Written problem :: Check every line for the word "ffffff" and state how many lines have it. Reply with the number alone.
╭─ Source records
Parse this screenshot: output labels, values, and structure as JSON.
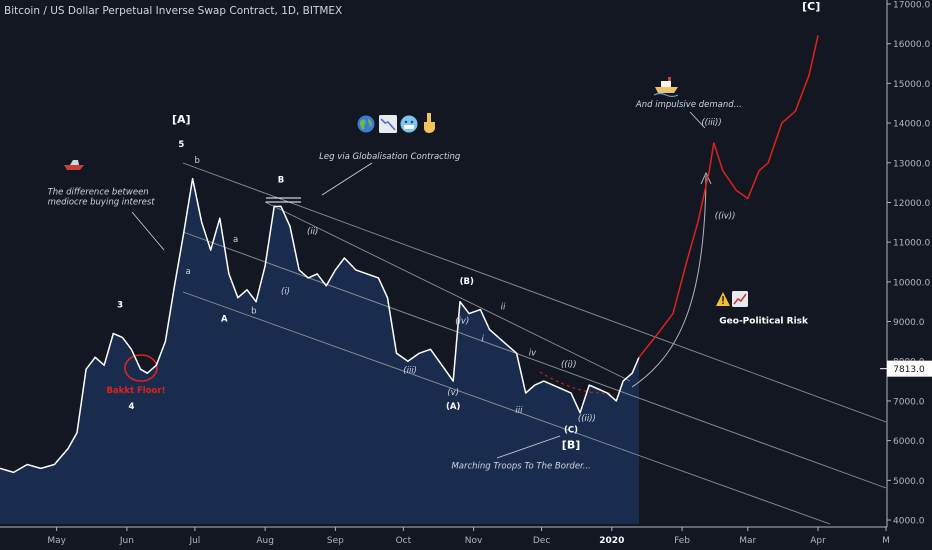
{
  "header": {
    "title": "Bitcoin / US Dollar Perpetual Inverse Swap Contract, 1D, BITMEX"
  },
  "price_tag": "7813.0",
  "chart_data": {
    "type": "line",
    "title": "Bitcoin / US Dollar Perpetual Inverse Swap Contract, 1D, BITMEX",
    "x_tick_labels": [
      "May",
      "Jun",
      "Jul",
      "Aug",
      "Sep",
      "Oct",
      "Nov",
      "Dec",
      "2020",
      "Feb",
      "Mar",
      "Apr",
      "M"
    ],
    "x_ticks": [
      "2019-05-01",
      "2019-06-01",
      "2019-07-01",
      "2019-08-01",
      "2019-09-01",
      "2019-10-01",
      "2019-11-01",
      "2019-12-01",
      "2020-01-01",
      "2020-02-01",
      "2020-03-01",
      "2020-04-01",
      "2020-05-01"
    ],
    "y_ticks": [
      4000,
      5000,
      6000,
      7000,
      8000,
      9000,
      10000,
      11000,
      12000,
      13000,
      14000,
      15000,
      16000,
      17000
    ],
    "y_tick_labels": [
      "4000.0",
      "5000.0",
      "6000.0",
      "7000.0",
      "8000.0",
      "9000.0",
      "10000.0",
      "11000.0",
      "12000.0",
      "13000.0",
      "14000.0",
      "15000.0",
      "16000.0",
      "17000.0"
    ],
    "ylim": [
      3900,
      17100
    ],
    "xlim": [
      "2019-04-06",
      "2020-05-01"
    ],
    "last_price": 7813.0,
    "series": [
      {
        "role": "price",
        "x": [
          "2019-04-06",
          "2019-04-12",
          "2019-04-18",
          "2019-04-24",
          "2019-04-30",
          "2019-05-06",
          "2019-05-10",
          "2019-05-14",
          "2019-05-18",
          "2019-05-22",
          "2019-05-26",
          "2019-05-30",
          "2019-06-03",
          "2019-06-07",
          "2019-06-10",
          "2019-06-14",
          "2019-06-18",
          "2019-06-22",
          "2019-06-26",
          "2019-06-30",
          "2019-07-04",
          "2019-07-08",
          "2019-07-12",
          "2019-07-16",
          "2019-07-20",
          "2019-07-24",
          "2019-07-28",
          "2019-08-01",
          "2019-08-05",
          "2019-08-08",
          "2019-08-12",
          "2019-08-16",
          "2019-08-20",
          "2019-08-24",
          "2019-08-28",
          "2019-09-01",
          "2019-09-05",
          "2019-09-10",
          "2019-09-15",
          "2019-09-20",
          "2019-09-24",
          "2019-09-28",
          "2019-10-03",
          "2019-10-08",
          "2019-10-13",
          "2019-10-18",
          "2019-10-23",
          "2019-10-26",
          "2019-10-30",
          "2019-11-04",
          "2019-11-08",
          "2019-11-12",
          "2019-11-16",
          "2019-11-20",
          "2019-11-24",
          "2019-11-28",
          "2019-12-02",
          "2019-12-06",
          "2019-12-10",
          "2019-12-14",
          "2019-12-18",
          "2019-12-22",
          "2019-12-26",
          "2019-12-30",
          "2020-01-03",
          "2020-01-06",
          "2020-01-10",
          "2020-01-13"
        ],
        "y": [
          5300,
          5200,
          5400,
          5300,
          5400,
          5800,
          6200,
          7800,
          8100,
          7900,
          8700,
          8600,
          8300,
          7800,
          7700,
          7900,
          8500,
          9900,
          11200,
          12600,
          11500,
          10800,
          11600,
          10200,
          9600,
          9800,
          9500,
          10400,
          11900,
          11900,
          11400,
          10300,
          10100,
          10200,
          9900,
          10300,
          10600,
          10300,
          10200,
          10100,
          9600,
          8200,
          8000,
          8200,
          8300,
          7900,
          7500,
          9500,
          9200,
          9300,
          8800,
          8600,
          8400,
          8200,
          7200,
          7400,
          7500,
          7400,
          7300,
          7200,
          6700,
          7400,
          7300,
          7200,
          7000,
          7500,
          7700,
          8100
        ]
      },
      {
        "role": "projection",
        "x": [
          "2020-01-13",
          "2020-01-20",
          "2020-01-28",
          "2020-02-03",
          "2020-02-08",
          "2020-02-13",
          "2020-02-15",
          "2020-02-19",
          "2020-02-25",
          "2020-03-01",
          "2020-03-06",
          "2020-03-10",
          "2020-03-16",
          "2020-03-22",
          "2020-03-28",
          "2020-04-01"
        ],
        "y": [
          8100,
          8600,
          9200,
          10500,
          11500,
          12800,
          13500,
          12800,
          12300,
          12100,
          12800,
          13000,
          14000,
          14300,
          15200,
          16200
        ]
      }
    ],
    "annotations": [
      {
        "text": "[A]",
        "x": "2019-06-25",
        "y": 14000
      },
      {
        "text": "5",
        "x": "2019-06-25",
        "y": 13400
      },
      {
        "text": "b",
        "x": "2019-07-02",
        "y": 13000
      },
      {
        "text": "a",
        "x": "2019-06-28",
        "y": 10200
      },
      {
        "text": "A",
        "x": "2019-07-14",
        "y": 9000
      },
      {
        "text": "a",
        "x": "2019-07-19",
        "y": 11000
      },
      {
        "text": "b",
        "x": "2019-07-27",
        "y": 9200
      },
      {
        "text": "B",
        "x": "2019-08-08",
        "y": 12500
      },
      {
        "text": "(ii)",
        "x": "2019-08-22",
        "y": 11200
      },
      {
        "text": "(i)",
        "x": "2019-08-10",
        "y": 9700
      },
      {
        "text": "(iii)",
        "x": "2019-10-04",
        "y": 7700
      },
      {
        "text": "(iv)",
        "x": "2019-10-27",
        "y": 8950
      },
      {
        "text": "(v)",
        "x": "2019-10-23",
        "y": 7150
      },
      {
        "text": "(A)",
        "x": "2019-10-23",
        "y": 6800
      },
      {
        "text": "(B)",
        "x": "2019-10-29",
        "y": 9950
      },
      {
        "text": "ii",
        "x": "2019-11-14",
        "y": 9300
      },
      {
        "text": "i",
        "x": "2019-11-05",
        "y": 8500
      },
      {
        "text": "iv",
        "x": "2019-11-27",
        "y": 8150
      },
      {
        "text": "iii",
        "x": "2019-11-21",
        "y": 6700
      },
      {
        "text": "((i))",
        "x": "2019-12-13",
        "y": 7850
      },
      {
        "text": "((ii))",
        "x": "2019-12-21",
        "y": 6500
      },
      {
        "text": "(C)",
        "x": "2019-12-14",
        "y": 6200
      },
      {
        "text": "[B]",
        "x": "2019-12-14",
        "y": 5800
      },
      {
        "text": "3",
        "x": "2019-05-29",
        "y": 9350
      },
      {
        "text": "4",
        "x": "2019-06-03",
        "y": 6800
      },
      {
        "text": "((iii))",
        "x": "2020-02-14",
        "y": 13950
      },
      {
        "text": "((iv))",
        "x": "2020-02-20",
        "y": 11600
      },
      {
        "text": "[C]",
        "x": "2020-03-29",
        "y": 16850
      },
      {
        "text": "Bakkt Floor!",
        "x": "2019-06-05",
        "y": 7200
      },
      {
        "text": "The difference between",
        "x": "2019-04-27",
        "y": 12200
      },
      {
        "text": "mediocre buying interest",
        "x": "2019-04-27",
        "y": 11950
      },
      {
        "text": "Leg via Globalisation Contracting",
        "x": "2019-09-25",
        "y": 13100
      },
      {
        "text": "And impulsive demand...",
        "x": "2020-02-04",
        "y": 14400
      },
      {
        "text": "Geo-Political Risk",
        "x": "2020-03-08",
        "y": 8950
      },
      {
        "text": "Marching Troops To The Border...",
        "x": "2019-11-22",
        "y": 5300
      }
    ]
  },
  "colors": {
    "background": "#131722",
    "area_fill": "#1a2c4e",
    "price_line": "#ffffff",
    "projection_line": "#e0221d",
    "channel_line": "#8e9199",
    "text": "#d1d4dc",
    "axis_text": "#b2b5be",
    "bakkt_circle": "#e0221d",
    "price_tag_bg": "#ffffff"
  },
  "icons": {
    "row": [
      "globe-icon",
      "chart-down-icon",
      "cold-face-icon",
      "point-down-icon"
    ],
    "boat": "speedboat-icon",
    "warning": "warning-icon",
    "chart_up": "chart-up-icon",
    "ship": "ship-icon"
  }
}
╰─
Response for this exercise :: 2